Stored entries:
----
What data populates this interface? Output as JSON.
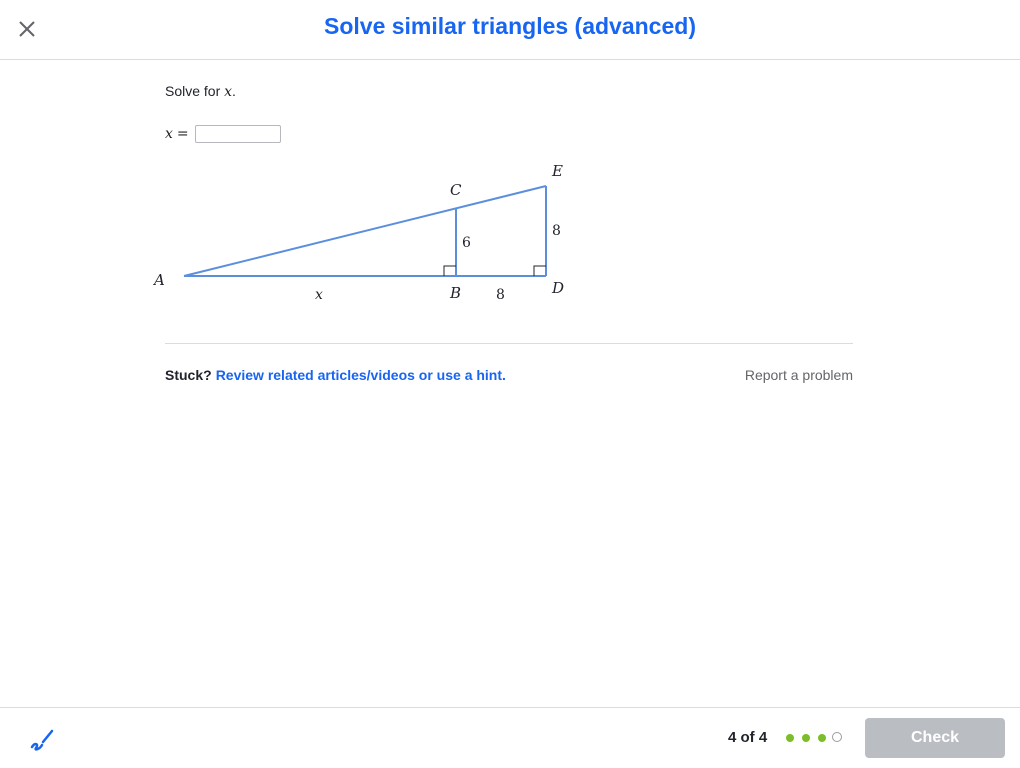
{
  "header": {
    "title": "Solve similar triangles (advanced)",
    "close_icon": "close-icon"
  },
  "question": {
    "prompt_prefix": "Solve for ",
    "prompt_var": "x",
    "prompt_suffix": ".",
    "answer_var": "x",
    "answer_eq": "=",
    "answer_value": ""
  },
  "diagram": {
    "labels": {
      "A": "A",
      "B": "B",
      "C": "C",
      "D": "D",
      "E": "E",
      "AB": "x",
      "BC": "6",
      "BD": "8",
      "DE": "8"
    },
    "stroke_color": "#5b8fde"
  },
  "help": {
    "stuck": "Stuck?",
    "hint_link": "Review related articles/videos or use a hint.",
    "report": "Report a problem"
  },
  "footer": {
    "scratchpad_icon": "scratchpad-icon",
    "progress_text": "4 of 4",
    "progress_dots": [
      "done",
      "done",
      "done",
      "empty"
    ],
    "check_label": "Check"
  },
  "colors": {
    "accent": "#1865f2",
    "progress": "#7bbd2a",
    "disabled_button": "#babec2"
  }
}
----
Task details:
Print each entry shown above with exact wording and no pictures.

Solved exercise:
What data populates this interface? Output as JSON.
{
  "header": {
    "title": "Solve similar triangles (advanced)",
    "close_icon": "close-icon"
  },
  "question": {
    "prompt_prefix": "Solve for ",
    "prompt_var": "x",
    "prompt_suffix": ".",
    "answer_var": "x",
    "answer_eq": "=",
    "answer_value": ""
  },
  "diagram": {
    "labels": {
      "A": "A",
      "B": "B",
      "C": "C",
      "D": "D",
      "E": "E",
      "AB": "x",
      "BC": "6",
      "BD": "8",
      "DE": "8"
    },
    "stroke_color": "#5b8fde"
  },
  "help": {
    "stuck": "Stuck?",
    "hint_link": "Review related articles/videos or use a hint.",
    "report": "Report a problem"
  },
  "footer": {
    "scratchpad_icon": "scratchpad-icon",
    "progress_text": "4 of 4",
    "progress_dots": [
      "done",
      "done",
      "done",
      "empty"
    ],
    "check_label": "Check"
  },
  "colors": {
    "accent": "#1865f2",
    "progress": "#7bbd2a",
    "disabled_button": "#babec2"
  }
}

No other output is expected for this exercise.